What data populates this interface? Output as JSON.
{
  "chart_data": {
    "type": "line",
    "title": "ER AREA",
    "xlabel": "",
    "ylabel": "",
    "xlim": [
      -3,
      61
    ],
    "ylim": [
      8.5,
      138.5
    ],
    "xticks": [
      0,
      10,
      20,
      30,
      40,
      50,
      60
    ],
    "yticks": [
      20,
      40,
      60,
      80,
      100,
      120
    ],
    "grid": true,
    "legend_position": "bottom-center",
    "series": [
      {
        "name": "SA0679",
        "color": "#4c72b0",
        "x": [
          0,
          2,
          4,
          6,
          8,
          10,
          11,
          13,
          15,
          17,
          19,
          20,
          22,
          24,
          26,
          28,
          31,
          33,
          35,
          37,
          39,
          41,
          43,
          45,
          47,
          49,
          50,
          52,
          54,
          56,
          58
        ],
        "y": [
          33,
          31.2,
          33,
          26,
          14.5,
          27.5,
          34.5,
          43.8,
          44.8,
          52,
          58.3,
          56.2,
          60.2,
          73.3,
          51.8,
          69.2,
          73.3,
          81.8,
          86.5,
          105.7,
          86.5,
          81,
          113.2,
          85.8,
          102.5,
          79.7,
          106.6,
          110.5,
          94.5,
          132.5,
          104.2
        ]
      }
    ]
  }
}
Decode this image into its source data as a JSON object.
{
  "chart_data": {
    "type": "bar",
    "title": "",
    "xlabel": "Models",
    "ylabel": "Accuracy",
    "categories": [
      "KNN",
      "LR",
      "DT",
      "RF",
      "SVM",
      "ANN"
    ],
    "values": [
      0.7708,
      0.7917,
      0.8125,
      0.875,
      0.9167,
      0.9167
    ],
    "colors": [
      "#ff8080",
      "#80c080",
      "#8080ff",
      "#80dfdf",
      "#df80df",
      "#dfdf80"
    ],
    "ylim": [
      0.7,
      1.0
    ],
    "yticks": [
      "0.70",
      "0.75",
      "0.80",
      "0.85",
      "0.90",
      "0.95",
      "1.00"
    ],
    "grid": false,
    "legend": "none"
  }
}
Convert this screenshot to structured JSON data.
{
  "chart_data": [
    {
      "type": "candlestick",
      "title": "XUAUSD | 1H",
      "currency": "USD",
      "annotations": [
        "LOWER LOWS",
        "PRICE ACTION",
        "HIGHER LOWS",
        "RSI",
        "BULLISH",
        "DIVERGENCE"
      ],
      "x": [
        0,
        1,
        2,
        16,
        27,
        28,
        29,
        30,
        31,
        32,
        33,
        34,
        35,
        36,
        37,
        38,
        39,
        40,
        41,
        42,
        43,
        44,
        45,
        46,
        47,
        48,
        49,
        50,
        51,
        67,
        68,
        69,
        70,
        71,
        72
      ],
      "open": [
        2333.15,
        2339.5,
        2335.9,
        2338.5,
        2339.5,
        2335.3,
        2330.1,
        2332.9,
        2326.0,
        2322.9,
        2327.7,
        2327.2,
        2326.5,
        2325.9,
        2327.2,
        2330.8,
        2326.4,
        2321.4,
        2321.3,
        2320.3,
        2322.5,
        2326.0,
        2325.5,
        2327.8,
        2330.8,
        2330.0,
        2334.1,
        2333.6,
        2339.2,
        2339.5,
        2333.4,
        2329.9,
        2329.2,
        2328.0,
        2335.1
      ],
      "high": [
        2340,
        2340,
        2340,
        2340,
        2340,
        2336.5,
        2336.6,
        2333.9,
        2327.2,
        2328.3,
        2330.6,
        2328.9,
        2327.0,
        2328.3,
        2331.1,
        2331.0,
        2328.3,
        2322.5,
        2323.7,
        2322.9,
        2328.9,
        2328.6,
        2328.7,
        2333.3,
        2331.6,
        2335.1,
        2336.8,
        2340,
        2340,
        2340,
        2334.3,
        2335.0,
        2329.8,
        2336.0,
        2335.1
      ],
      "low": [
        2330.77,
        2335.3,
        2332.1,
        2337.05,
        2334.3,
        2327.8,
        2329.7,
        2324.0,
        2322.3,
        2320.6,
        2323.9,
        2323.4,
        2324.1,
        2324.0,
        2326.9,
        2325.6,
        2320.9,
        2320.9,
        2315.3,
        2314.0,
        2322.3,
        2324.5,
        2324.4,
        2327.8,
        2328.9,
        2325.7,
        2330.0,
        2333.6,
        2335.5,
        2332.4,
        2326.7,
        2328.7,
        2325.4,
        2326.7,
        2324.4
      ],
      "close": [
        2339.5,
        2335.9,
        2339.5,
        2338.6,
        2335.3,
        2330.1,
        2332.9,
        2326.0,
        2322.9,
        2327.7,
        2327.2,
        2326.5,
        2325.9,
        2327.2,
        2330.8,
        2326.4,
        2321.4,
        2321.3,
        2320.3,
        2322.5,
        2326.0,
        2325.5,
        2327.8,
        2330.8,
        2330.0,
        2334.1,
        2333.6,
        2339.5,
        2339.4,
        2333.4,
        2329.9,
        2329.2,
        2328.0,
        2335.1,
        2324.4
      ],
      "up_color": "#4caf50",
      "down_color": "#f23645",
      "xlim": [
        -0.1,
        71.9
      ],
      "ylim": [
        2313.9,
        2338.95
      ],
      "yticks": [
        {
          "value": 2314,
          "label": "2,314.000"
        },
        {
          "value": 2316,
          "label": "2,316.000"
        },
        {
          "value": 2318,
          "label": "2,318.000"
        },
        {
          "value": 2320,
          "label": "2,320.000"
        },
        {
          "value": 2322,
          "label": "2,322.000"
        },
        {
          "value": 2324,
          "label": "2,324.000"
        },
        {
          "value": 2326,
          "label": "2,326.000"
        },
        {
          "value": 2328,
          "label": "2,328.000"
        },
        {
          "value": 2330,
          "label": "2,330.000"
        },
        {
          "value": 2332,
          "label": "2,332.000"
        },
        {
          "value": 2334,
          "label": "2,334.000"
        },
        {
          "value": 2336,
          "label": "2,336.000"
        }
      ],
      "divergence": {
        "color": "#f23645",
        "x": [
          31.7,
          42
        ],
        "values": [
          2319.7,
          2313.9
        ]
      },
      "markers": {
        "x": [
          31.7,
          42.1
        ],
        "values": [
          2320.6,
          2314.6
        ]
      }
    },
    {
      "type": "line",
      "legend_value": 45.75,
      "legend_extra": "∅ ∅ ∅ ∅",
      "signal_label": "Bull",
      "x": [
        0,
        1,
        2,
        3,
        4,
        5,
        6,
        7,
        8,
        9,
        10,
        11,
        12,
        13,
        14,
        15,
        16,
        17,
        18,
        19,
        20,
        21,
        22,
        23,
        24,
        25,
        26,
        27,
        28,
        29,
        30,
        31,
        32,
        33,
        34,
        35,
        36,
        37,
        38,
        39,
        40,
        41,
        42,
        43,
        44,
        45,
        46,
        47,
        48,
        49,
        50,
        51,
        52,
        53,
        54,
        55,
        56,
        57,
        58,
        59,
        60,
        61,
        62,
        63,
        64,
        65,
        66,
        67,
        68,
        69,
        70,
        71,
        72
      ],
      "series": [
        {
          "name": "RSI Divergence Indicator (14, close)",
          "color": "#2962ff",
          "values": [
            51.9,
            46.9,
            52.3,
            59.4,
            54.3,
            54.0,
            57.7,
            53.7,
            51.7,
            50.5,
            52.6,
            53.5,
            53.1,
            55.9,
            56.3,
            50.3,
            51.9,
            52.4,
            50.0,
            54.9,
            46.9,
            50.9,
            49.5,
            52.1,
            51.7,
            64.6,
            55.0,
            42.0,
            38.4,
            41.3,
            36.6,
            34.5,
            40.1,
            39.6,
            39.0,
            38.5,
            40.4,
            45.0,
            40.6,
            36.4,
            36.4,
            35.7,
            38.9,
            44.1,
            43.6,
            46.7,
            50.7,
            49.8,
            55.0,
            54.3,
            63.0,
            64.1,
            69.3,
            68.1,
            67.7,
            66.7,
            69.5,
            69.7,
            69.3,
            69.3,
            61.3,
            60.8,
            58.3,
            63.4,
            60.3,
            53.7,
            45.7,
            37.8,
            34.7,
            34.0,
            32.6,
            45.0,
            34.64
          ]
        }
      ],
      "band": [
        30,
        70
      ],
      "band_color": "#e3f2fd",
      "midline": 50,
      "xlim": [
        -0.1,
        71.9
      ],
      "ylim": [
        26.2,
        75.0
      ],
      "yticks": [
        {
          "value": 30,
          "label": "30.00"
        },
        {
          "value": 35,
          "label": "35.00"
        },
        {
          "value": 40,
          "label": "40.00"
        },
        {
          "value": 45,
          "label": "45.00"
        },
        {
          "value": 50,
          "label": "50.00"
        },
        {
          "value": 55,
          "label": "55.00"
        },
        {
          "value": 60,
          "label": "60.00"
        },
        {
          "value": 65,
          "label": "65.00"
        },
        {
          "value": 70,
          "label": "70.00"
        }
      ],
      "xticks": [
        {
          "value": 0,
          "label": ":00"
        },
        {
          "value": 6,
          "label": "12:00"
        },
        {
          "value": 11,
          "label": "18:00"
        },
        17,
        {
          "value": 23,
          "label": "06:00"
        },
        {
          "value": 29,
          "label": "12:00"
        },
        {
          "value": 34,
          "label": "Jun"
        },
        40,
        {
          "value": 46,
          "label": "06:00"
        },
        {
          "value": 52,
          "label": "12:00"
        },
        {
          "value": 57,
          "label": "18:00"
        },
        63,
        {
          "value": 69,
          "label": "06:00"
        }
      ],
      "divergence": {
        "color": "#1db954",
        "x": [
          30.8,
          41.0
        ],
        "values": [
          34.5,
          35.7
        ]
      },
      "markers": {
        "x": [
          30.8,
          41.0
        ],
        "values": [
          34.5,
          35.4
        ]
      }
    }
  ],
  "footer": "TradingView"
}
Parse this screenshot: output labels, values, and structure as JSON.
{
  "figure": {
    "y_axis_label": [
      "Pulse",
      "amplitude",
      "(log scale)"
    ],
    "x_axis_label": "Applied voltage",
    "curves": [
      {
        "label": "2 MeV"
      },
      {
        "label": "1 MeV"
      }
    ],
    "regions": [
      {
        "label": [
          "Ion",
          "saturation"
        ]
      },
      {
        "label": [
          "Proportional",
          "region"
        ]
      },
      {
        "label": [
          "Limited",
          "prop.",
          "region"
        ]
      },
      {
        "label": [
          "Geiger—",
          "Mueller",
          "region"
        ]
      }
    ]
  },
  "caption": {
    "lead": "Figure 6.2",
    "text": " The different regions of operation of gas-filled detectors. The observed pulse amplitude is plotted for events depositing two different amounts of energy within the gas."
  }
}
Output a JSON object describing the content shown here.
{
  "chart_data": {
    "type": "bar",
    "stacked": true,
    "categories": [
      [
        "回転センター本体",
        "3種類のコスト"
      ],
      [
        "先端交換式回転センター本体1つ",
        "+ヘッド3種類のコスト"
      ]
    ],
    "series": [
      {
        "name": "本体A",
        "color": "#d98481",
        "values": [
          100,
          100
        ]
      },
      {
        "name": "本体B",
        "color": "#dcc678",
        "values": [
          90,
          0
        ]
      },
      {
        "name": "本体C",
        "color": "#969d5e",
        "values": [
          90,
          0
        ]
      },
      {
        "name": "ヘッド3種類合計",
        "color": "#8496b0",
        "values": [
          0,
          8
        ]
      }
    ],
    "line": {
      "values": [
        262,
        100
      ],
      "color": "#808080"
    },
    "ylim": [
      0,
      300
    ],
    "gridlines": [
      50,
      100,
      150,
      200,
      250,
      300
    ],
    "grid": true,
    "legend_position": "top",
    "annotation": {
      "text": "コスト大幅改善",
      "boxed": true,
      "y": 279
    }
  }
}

Exercise requirements: Take every line from the one containing "Output a JSON" to the end of the listing and output it exactly, with nothing else.

The response:
Output a JSON object describing the content shown here.
{
  "chart_data": {
    "type": "bar",
    "stacked": true,
    "categories": [
      [
        "回転センター本体",
        "3種類のコスト"
      ],
      [
        "先端交換式回転センター本体1つ",
        "+ヘッド3種類のコスト"
      ]
    ],
    "series": [
      {
        "name": "本体A",
        "color": "#d98481",
        "values": [
          100,
          100
        ]
      },
      {
        "name": "本体B",
        "color": "#dcc678",
        "values": [
          90,
          0
        ]
      },
      {
        "name": "本体C",
        "color": "#969d5e",
        "values": [
          90,
          0
        ]
      },
      {
        "name": "ヘッド3種類合計",
        "color": "#8496b0",
        "values": [
          0,
          8
        ]
      }
    ],
    "line": {
      "values": [
        262,
        100
      ],
      "color": "#808080"
    },
    "ylim": [
      0,
      300
    ],
    "gridlines": [
      50,
      100,
      150,
      200,
      250,
      300
    ],
    "grid": true,
    "legend_position": "top",
    "annotation": {
      "text": "コスト大幅改善",
      "boxed": true,
      "y": 279
    }
  }
}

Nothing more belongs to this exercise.